** BEGIN Information supplied **

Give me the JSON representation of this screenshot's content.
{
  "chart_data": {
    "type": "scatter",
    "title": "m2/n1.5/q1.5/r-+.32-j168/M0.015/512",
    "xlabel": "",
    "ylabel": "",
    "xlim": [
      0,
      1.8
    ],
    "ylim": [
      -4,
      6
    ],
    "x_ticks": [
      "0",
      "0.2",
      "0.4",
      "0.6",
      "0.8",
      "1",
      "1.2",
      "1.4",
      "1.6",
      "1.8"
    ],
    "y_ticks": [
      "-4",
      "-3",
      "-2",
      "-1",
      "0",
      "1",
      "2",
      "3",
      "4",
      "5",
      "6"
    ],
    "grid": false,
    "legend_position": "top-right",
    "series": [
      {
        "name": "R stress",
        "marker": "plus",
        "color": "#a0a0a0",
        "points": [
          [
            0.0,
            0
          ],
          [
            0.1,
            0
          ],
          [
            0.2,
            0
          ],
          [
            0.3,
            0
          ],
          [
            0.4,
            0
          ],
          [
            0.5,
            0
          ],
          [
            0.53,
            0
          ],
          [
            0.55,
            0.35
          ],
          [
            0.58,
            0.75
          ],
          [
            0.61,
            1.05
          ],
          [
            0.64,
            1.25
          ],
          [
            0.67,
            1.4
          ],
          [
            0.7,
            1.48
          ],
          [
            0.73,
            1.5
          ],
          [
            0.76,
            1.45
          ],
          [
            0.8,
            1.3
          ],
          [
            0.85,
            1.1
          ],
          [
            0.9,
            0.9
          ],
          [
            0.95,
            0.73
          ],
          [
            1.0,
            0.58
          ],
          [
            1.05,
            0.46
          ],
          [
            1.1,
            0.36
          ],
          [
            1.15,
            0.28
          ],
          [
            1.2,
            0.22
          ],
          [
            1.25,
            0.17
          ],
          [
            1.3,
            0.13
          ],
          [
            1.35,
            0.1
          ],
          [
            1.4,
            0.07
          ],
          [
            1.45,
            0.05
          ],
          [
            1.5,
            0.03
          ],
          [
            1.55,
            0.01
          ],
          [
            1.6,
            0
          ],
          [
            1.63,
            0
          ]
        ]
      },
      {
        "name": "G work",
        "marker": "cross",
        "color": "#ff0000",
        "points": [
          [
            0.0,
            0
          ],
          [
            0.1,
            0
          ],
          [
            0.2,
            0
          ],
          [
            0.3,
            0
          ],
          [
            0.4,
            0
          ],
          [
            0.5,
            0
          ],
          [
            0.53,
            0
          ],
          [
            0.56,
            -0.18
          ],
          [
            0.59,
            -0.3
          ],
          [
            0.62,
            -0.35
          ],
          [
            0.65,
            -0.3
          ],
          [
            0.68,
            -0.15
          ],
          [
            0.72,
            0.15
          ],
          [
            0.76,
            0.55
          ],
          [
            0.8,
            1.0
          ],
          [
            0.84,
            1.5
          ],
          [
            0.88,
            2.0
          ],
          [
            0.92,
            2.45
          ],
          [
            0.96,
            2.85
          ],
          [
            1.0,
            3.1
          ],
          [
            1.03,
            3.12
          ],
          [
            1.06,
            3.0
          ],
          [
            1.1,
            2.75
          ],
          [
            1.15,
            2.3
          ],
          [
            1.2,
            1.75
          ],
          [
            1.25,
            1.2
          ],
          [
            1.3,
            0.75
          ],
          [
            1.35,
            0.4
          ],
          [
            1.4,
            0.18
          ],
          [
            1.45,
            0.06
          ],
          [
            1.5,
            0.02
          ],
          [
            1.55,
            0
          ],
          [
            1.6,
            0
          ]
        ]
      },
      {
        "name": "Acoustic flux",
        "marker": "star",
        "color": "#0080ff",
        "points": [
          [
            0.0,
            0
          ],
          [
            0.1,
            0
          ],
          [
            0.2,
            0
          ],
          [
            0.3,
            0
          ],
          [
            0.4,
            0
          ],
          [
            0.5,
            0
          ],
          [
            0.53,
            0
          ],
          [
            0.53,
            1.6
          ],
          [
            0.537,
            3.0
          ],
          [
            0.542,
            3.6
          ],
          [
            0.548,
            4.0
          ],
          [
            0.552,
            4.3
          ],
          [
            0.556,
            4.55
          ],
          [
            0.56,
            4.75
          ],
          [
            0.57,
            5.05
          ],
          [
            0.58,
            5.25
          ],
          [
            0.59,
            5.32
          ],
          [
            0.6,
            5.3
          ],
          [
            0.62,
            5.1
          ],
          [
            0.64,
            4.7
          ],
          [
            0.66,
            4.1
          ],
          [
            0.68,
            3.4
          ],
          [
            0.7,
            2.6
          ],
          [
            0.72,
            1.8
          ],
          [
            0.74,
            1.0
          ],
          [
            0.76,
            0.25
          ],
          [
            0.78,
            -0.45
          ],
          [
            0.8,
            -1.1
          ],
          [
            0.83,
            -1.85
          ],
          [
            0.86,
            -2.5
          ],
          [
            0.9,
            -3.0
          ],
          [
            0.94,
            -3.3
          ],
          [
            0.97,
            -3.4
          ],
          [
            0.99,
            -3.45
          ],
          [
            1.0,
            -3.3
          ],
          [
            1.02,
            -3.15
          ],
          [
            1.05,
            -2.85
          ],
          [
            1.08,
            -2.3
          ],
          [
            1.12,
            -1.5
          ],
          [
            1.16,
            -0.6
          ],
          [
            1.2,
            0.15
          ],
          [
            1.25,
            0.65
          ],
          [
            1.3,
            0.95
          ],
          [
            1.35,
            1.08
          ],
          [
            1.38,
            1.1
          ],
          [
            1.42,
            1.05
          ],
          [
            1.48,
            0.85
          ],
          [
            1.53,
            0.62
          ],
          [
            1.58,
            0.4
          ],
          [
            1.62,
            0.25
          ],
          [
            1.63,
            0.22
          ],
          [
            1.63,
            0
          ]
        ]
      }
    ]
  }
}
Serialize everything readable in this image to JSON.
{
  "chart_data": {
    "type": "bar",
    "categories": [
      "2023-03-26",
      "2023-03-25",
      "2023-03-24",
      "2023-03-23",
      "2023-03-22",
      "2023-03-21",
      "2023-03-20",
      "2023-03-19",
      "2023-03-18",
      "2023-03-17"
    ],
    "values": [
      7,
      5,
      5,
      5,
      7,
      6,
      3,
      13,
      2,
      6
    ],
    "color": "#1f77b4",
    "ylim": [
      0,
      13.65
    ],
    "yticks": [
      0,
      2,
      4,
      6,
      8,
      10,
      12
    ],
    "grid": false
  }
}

** END Information supplied **

Instructions to follow: From the listing above, collect every line that mentions the word "name".

Answer to the task:
        "name": "R stress",
        "name": "G work",
        "name": "Acoustic flux",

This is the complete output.